§ Task objective:
Could you extract every entry below and reproduce it exactly?

---------- Data to use

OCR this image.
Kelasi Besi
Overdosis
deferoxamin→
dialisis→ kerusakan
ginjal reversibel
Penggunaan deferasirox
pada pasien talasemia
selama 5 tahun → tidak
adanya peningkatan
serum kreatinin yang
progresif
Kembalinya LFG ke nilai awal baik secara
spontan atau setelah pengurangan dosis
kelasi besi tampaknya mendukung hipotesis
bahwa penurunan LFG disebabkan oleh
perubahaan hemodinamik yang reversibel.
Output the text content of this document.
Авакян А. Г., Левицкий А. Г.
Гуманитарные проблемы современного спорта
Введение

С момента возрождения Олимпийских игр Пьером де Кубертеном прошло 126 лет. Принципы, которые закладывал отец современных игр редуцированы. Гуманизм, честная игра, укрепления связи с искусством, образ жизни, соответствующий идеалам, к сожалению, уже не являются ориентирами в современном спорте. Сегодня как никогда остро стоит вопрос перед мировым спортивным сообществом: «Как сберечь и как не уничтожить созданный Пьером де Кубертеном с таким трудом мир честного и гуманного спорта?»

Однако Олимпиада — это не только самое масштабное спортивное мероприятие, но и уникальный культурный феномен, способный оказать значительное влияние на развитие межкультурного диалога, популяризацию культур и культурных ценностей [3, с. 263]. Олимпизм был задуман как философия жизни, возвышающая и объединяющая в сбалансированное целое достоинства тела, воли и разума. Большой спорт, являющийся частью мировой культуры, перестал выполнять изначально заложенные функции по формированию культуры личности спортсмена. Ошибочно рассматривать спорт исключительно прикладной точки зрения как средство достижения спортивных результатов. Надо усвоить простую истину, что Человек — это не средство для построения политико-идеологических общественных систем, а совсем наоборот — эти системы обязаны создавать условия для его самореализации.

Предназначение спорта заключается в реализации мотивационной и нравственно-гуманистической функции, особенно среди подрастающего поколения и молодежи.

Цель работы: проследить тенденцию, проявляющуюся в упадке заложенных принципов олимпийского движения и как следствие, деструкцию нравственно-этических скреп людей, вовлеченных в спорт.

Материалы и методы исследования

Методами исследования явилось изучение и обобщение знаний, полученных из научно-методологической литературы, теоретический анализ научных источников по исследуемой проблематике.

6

--------------------

§ Result of the task:
OCR this image.
Kelasi Besi
Overdosis
deferoxamin→
dialisis→ kerusakan
ginjal reversibel
Penggunaan deferasirox
pada pasien talasemia
selama 5 tahun → tidak
adanya peningkatan
serum kreatinin yang
progresif
Kembalinya LFG ke nilai awal baik secara
spontan atau setelah pengurangan dosis
kelasi besi tampaknya mendukung hipotesis
bahwa penurunan LFG disebabkan oleh
perubahaan hemodinamik yang reversibel.
Output the text content of this document.
Авакян А. Г., Левицкий А. Г.
Гуманитарные проблемы современного спорта
Введение

С момента возрождения Олимпийских игр Пьером де Кубертеном прошло 126 лет. Принципы, которые закладывал отец современных игр редуцированы. Гуманизм, честная игра, укрепления связи с искусством, образ жизни, соответствующий идеалам, к сожалению, уже не являются ориентирами в современном спорте. Сегодня как никогда остро стоит вопрос перед мировым спортивным сообществом: «Как сберечь и как не уничтожить созданный Пьером де Кубертеном с таким трудом мир честного и гуманного спорта?»

Однако Олимпиада — это не только самое масштабное спортивное мероприятие, но и уникальный культурный феномен, способный оказать значительное влияние на развитие межкультурного диалога, популяризацию культур и культурных ценностей [3, с. 263]. Олимпизм был задуман как философия жизни, возвышающая и объединяющая в сбалансированное целое достоинства тела, воли и разума. Большой спорт, являющийся частью мировой культуры, перестал выполнять изначально заложенные функции по формированию культуры личности спортсмена. Ошибочно рассматривать спорт исключительно прикладной точки зрения как средство достижения спортивных результатов. Надо усвоить простую истину, что Человек — это не средство для построения политико-идеологических общественных систем, а совсем наоборот — эти системы обязаны создавать условия для его самореализации.

Предназначение спорта заключается в реализации мотивационной и нравственно-гуманистической функции, особенно среди подрастающего поколения и молодежи.

Цель работы: проследить тенденцию, проявляющуюся в упадке заложенных принципов олимпийского движения и как следствие, деструкцию нравственно-этических скреп людей, вовлеченных в спорт.

Материалы и методы исследования

Методами исследования явилось изучение и обобщение знаний, полученных из научно-методологической литературы, теоретический анализ научных источников по исследуемой проблематике.

6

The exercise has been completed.